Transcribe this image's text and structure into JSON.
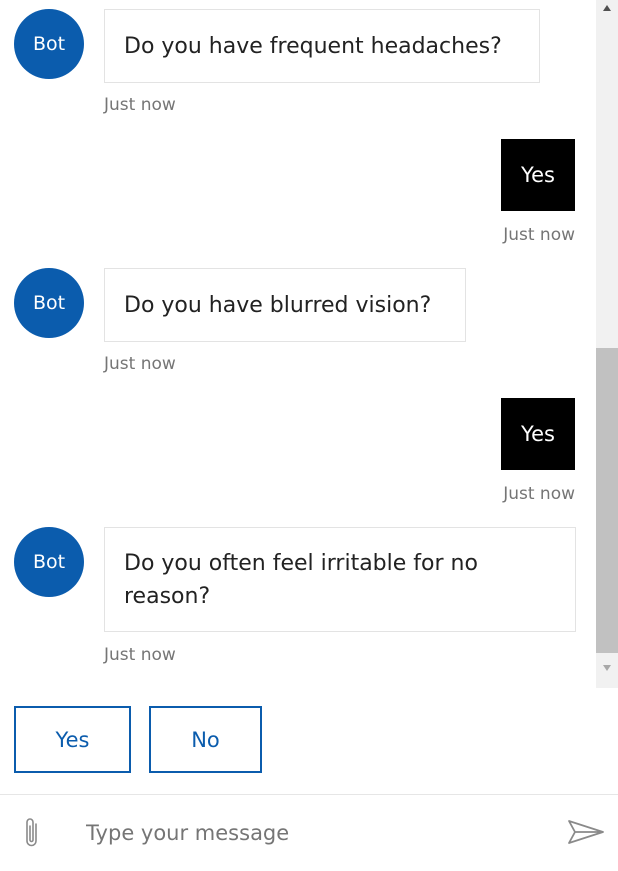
{
  "bot_avatar_label": "Bot",
  "messages": [
    {
      "from": "bot",
      "text": "Do you have frequent headaches?",
      "time": "Just now"
    },
    {
      "from": "user",
      "text": "Yes",
      "time": "Just now"
    },
    {
      "from": "bot",
      "text": "Do you have blurred vision?",
      "time": "Just now"
    },
    {
      "from": "user",
      "text": "Yes",
      "time": "Just now"
    },
    {
      "from": "bot",
      "text": "Do you often feel irritable for no reason?",
      "time": "Just now"
    }
  ],
  "suggested_actions": [
    "Yes",
    "No"
  ],
  "input": {
    "placeholder": "Type your message",
    "value": ""
  },
  "icons": {
    "attach": "paperclip-icon",
    "send": "send-icon",
    "scroll_up": "scroll-up-arrow-icon",
    "scroll_down": "scroll-down-arrow-icon"
  },
  "colors": {
    "accent": "#0b5cad",
    "user_bubble": "#000000",
    "timestamp": "#757575"
  }
}
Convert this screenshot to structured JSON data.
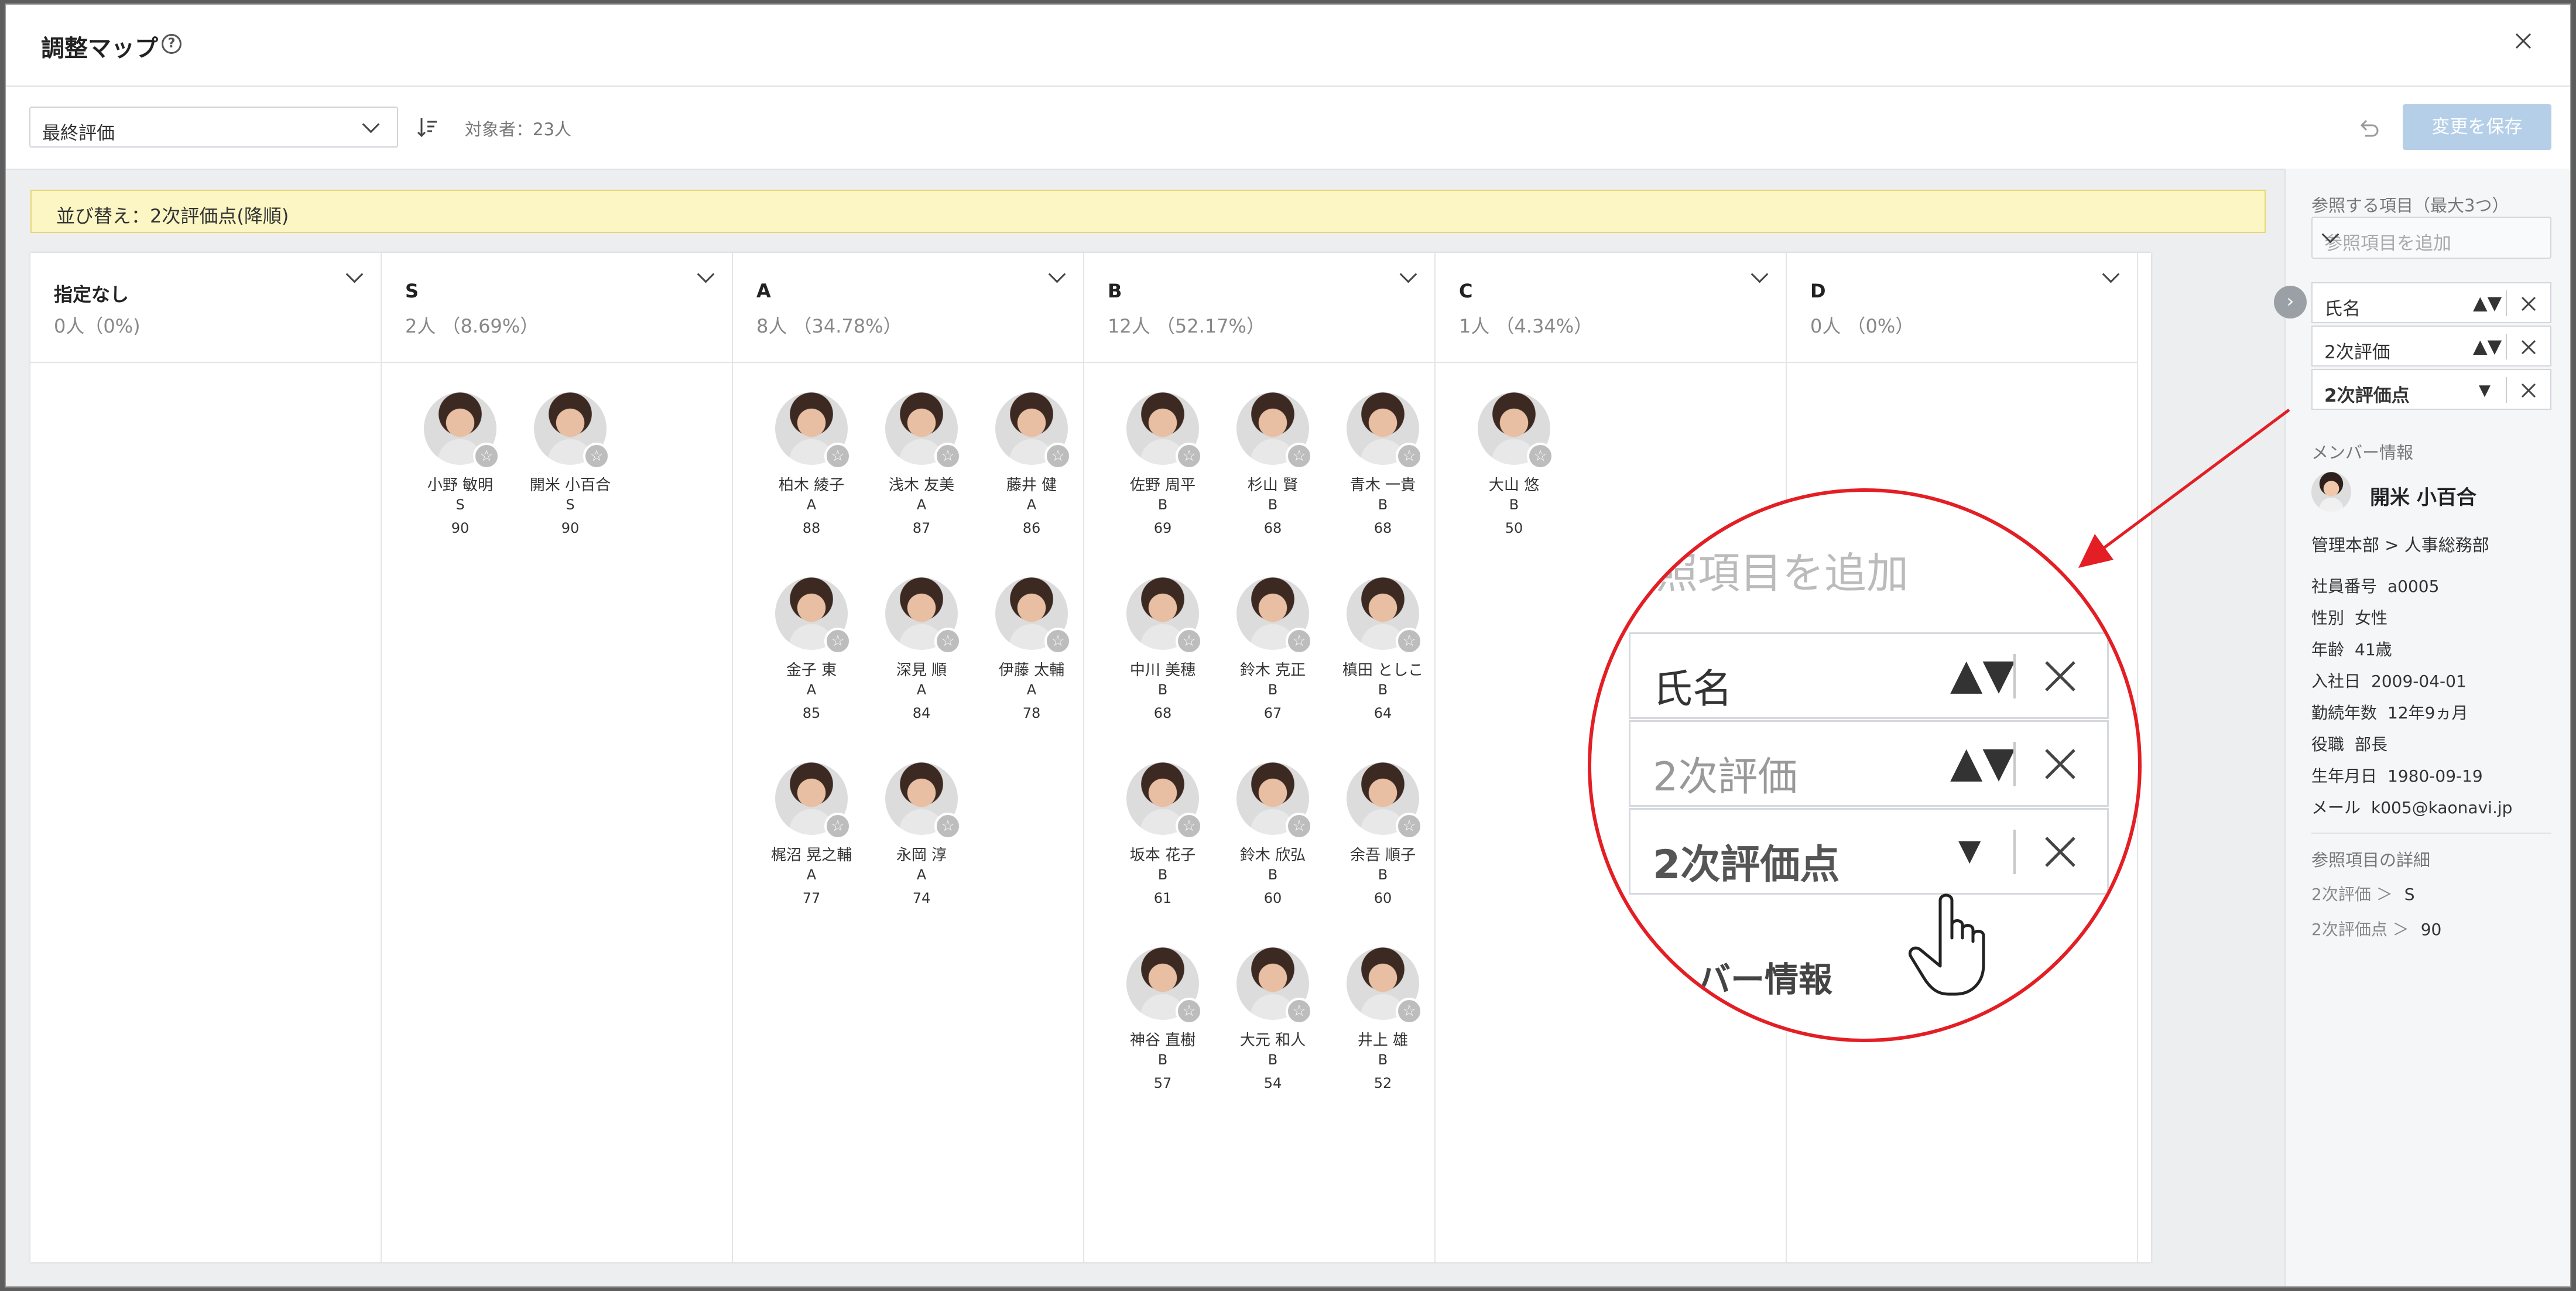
{
  "dialog": {
    "title": "調整マップ",
    "help_icon": "question-circle-icon",
    "close_icon": "close-icon"
  },
  "toolbar": {
    "eval_select_value": "最終評価",
    "sort_icon": "sort-descending-icon",
    "target_count": "対象者：23人",
    "undo_icon": "undo-icon",
    "save_label": "変更を保存"
  },
  "sort_banner": "並び替え：2次評価点(降順)",
  "columns": [
    {
      "title": "指定なし",
      "count": "0人（0%)",
      "cards": []
    },
    {
      "title": "S",
      "count": "2人 （8.69%）",
      "cards": [
        {
          "name": "小野 敏明",
          "grade": "S",
          "score": "90"
        },
        {
          "name": "開米 小百合",
          "grade": "S",
          "score": "90"
        }
      ]
    },
    {
      "title": "A",
      "count": "8人 （34.78%）",
      "cards": [
        {
          "name": "柏木 綾子",
          "grade": "A",
          "score": "88"
        },
        {
          "name": "浅木 友美",
          "grade": "A",
          "score": "87"
        },
        {
          "name": "藤井 健",
          "grade": "A",
          "score": "86"
        },
        {
          "name": "金子 東",
          "grade": "A",
          "score": "85"
        },
        {
          "name": "深見 順",
          "grade": "A",
          "score": "84"
        },
        {
          "name": "伊藤 太輔",
          "grade": "A",
          "score": "78"
        },
        {
          "name": "梶沼 晃之輔",
          "grade": "A",
          "score": "77"
        },
        {
          "name": "永岡 淳",
          "grade": "A",
          "score": "74"
        }
      ]
    },
    {
      "title": "B",
      "count": "12人 （52.17%）",
      "cards": [
        {
          "name": "佐野 周平",
          "grade": "B",
          "score": "69"
        },
        {
          "name": "杉山 賢",
          "grade": "B",
          "score": "68"
        },
        {
          "name": "青木 一貴",
          "grade": "B",
          "score": "68"
        },
        {
          "name": "中川 美穂",
          "grade": "B",
          "score": "68"
        },
        {
          "name": "鈴木 克正",
          "grade": "B",
          "score": "67"
        },
        {
          "name": "槙田 としこ",
          "grade": "B",
          "score": "64"
        },
        {
          "name": "坂本 花子",
          "grade": "B",
          "score": "61"
        },
        {
          "name": "鈴木 欣弘",
          "grade": "B",
          "score": "60"
        },
        {
          "name": "余吾 順子",
          "grade": "B",
          "score": "60"
        },
        {
          "name": "神谷 直樹",
          "grade": "B",
          "score": "57"
        },
        {
          "name": "大元 和人",
          "grade": "B",
          "score": "54"
        },
        {
          "name": "井上 雄",
          "grade": "B",
          "score": "52"
        }
      ]
    },
    {
      "title": "C",
      "count": "1人 （4.34%）",
      "cards": [
        {
          "name": "大山 悠",
          "grade": "B",
          "score": "50"
        }
      ]
    },
    {
      "title": "D",
      "count": "0人 （0%）",
      "cards": []
    }
  ],
  "card_star_icon": "star-icon",
  "side_panel": {
    "ref_heading": "参照する項目（最大3つ）",
    "add_placeholder": "参照項目を追加",
    "ref_items": [
      {
        "label": "氏名",
        "arrow": "▲▼"
      },
      {
        "label": "2次評価",
        "arrow": "▲▼"
      },
      {
        "label": "2次評価点",
        "arrow": "▼"
      }
    ],
    "member_heading": "メンバー情報",
    "member_name": "開米 小百合",
    "member_dept": "管理本部 > 人事総務部",
    "member_info": [
      {
        "k": "社員番号",
        "v": "a0005"
      },
      {
        "k": "性別",
        "v": "女性"
      },
      {
        "k": "年齢",
        "v": "41歳"
      },
      {
        "k": "入社日",
        "v": "2009-04-01"
      },
      {
        "k": "勤続年数",
        "v": "12年9ヵ月"
      },
      {
        "k": "役職",
        "v": "部長"
      },
      {
        "k": "生年月日",
        "v": "1980-09-19"
      },
      {
        "k": "メール",
        "v": "k005@kaonavi.jp"
      }
    ],
    "detail_heading": "参照項目の詳細",
    "details": [
      {
        "k": "2次評価 ＞",
        "v": "S"
      },
      {
        "k": "2次評価点 ＞",
        "v": "90"
      }
    ],
    "expand_icon": "chevron-right-icon"
  },
  "zoom": {
    "add_text": "照項目を追加",
    "member_text": "バー情報",
    "hand_icon": "pointer-hand-icon"
  },
  "colors": {
    "accent_disabled": "#b5cfe9",
    "banner_bg": "#fcf6c4",
    "annotation_red": "#e31e24"
  }
}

---+---

◆ Work instructions: Repeat the listing in full and exactly. Leave any pictures out.

◆ Response below:
Transcribe this image's text and structure into JSON.
{
  "bot_avatar_label": "Bot",
  "messages": [
    {
      "from": "bot",
      "text": "Do you have frequent headaches?",
      "time": "Just now"
    },
    {
      "from": "user",
      "text": "Yes",
      "time": "Just now"
    },
    {
      "from": "bot",
      "text": "Do you have blurred vision?",
      "time": "Just now"
    },
    {
      "from": "user",
      "text": "Yes",
      "time": "Just now"
    },
    {
      "from": "bot",
      "text": "Do you often feel irritable for no reason?",
      "time": "Just now"
    }
  ],
  "suggested_actions": [
    "Yes",
    "No"
  ],
  "input": {
    "placeholder": "Type your message",
    "value": ""
  },
  "icons": {
    "attach": "paperclip-icon",
    "send": "send-icon",
    "scroll_up": "scroll-up-arrow-icon",
    "scroll_down": "scroll-down-arrow-icon"
  },
  "colors": {
    "accent": "#0b5cad",
    "user_bubble": "#000000",
    "timestamp": "#757575"
  }
}
Convert this screenshot to structured JSON data.
{
  "dialog": {
    "title": "調整マップ",
    "help_icon": "question-circle-icon",
    "close_icon": "close-icon"
  },
  "toolbar": {
    "eval_select_value": "最終評価",
    "sort_icon": "sort-descending-icon",
    "target_count": "対象者：23人",
    "undo_icon": "undo-icon",
    "save_label": "変更を保存"
  },
  "sort_banner": "並び替え：2次評価点(降順)",
  "columns": [
    {
      "title": "指定なし",
      "count": "0人（0%)",
      "cards": []
    },
    {
      "title": "S",
      "count": "2人 （8.69%）",
      "cards": [
        {
          "name": "小野 敏明",
          "grade": "S",
          "score": "90"
        },
        {
          "name": "開米 小百合",
          "grade": "S",
          "score": "90"
        }
      ]
    },
    {
      "title": "A",
      "count": "8人 （34.78%）",
      "cards": [
        {
          "name": "柏木 綾子",
          "grade": "A",
          "score": "88"
        },
        {
          "name": "浅木 友美",
          "grade": "A",
          "score": "87"
        },
        {
          "name": "藤井 健",
          "grade": "A",
          "score": "86"
        },
        {
          "name": "金子 東",
          "grade": "A",
          "score": "85"
        },
        {
          "name": "深見 順",
          "grade": "A",
          "score": "84"
        },
        {
          "name": "伊藤 太輔",
          "grade": "A",
          "score": "78"
        },
        {
          "name": "梶沼 晃之輔",
          "grade": "A",
          "score": "77"
        },
        {
          "name": "永岡 淳",
          "grade": "A",
          "score": "74"
        }
      ]
    },
    {
      "title": "B",
      "count": "12人 （52.17%）",
      "cards": [
        {
          "name": "佐野 周平",
          "grade": "B",
          "score": "69"
        },
        {
          "name": "杉山 賢",
          "grade": "B",
          "score": "68"
        },
        {
          "name": "青木 一貴",
          "grade": "B",
          "score": "68"
        },
        {
          "name": "中川 美穂",
          "grade": "B",
          "score": "68"
        },
        {
          "name": "鈴木 克正",
          "grade": "B",
          "score": "67"
        },
        {
          "name": "槙田 としこ",
          "grade": "B",
          "score": "64"
        },
        {
          "name": "坂本 花子",
          "grade": "B",
          "score": "61"
        },
        {
          "name": "鈴木 欣弘",
          "grade": "B",
          "score": "60"
        },
        {
          "name": "余吾 順子",
          "grade": "B",
          "score": "60"
        },
        {
          "name": "神谷 直樹",
          "grade": "B",
          "score": "57"
        },
        {
          "name": "大元 和人",
          "grade": "B",
          "score": "54"
        },
        {
          "name": "井上 雄",
          "grade": "B",
          "score": "52"
        }
      ]
    },
    {
      "title": "C",
      "count": "1人 （4.34%）",
      "cards": [
        {
          "name": "大山 悠",
          "grade": "B",
          "score": "50"
        }
      ]
    },
    {
      "title": "D",
      "count": "0人 （0%）",
      "cards": []
    }
  ],
  "card_star_icon": "star-icon",
  "side_panel": {
    "ref_heading": "参照する項目（最大3つ）",
    "add_placeholder": "参照項目を追加",
    "ref_items": [
      {
        "label": "氏名",
        "arrow": "▲▼"
      },
      {
        "label": "2次評価",
        "arrow": "▲▼"
      },
      {
        "label": "2次評価点",
        "arrow": "▼"
      }
    ],
    "member_heading": "メンバー情報",
    "member_name": "開米 小百合",
    "member_dept": "管理本部 > 人事総務部",
    "member_info": [
      {
        "k": "社員番号",
        "v": "a0005"
      },
      {
        "k": "性別",
        "v": "女性"
      },
      {
        "k": "年齢",
        "v": "41歳"
      },
      {
        "k": "入社日",
        "v": "2009-04-01"
      },
      {
        "k": "勤続年数",
        "v": "12年9ヵ月"
      },
      {
        "k": "役職",
        "v": "部長"
      },
      {
        "k": "生年月日",
        "v": "1980-09-19"
      },
      {
        "k": "メール",
        "v": "k005@kaonavi.jp"
      }
    ],
    "detail_heading": "参照項目の詳細",
    "details": [
      {
        "k": "2次評価 ＞",
        "v": "S"
      },
      {
        "k": "2次評価点 ＞",
        "v": "90"
      }
    ],
    "expand_icon": "chevron-right-icon"
  },
  "zoom": {
    "add_text": "照項目を追加",
    "member_text": "バー情報",
    "hand_icon": "pointer-hand-icon"
  },
  "colors": {
    "accent_disabled": "#b5cfe9",
    "banner_bg": "#fcf6c4",
    "annotation_red": "#e31e24"
  }
}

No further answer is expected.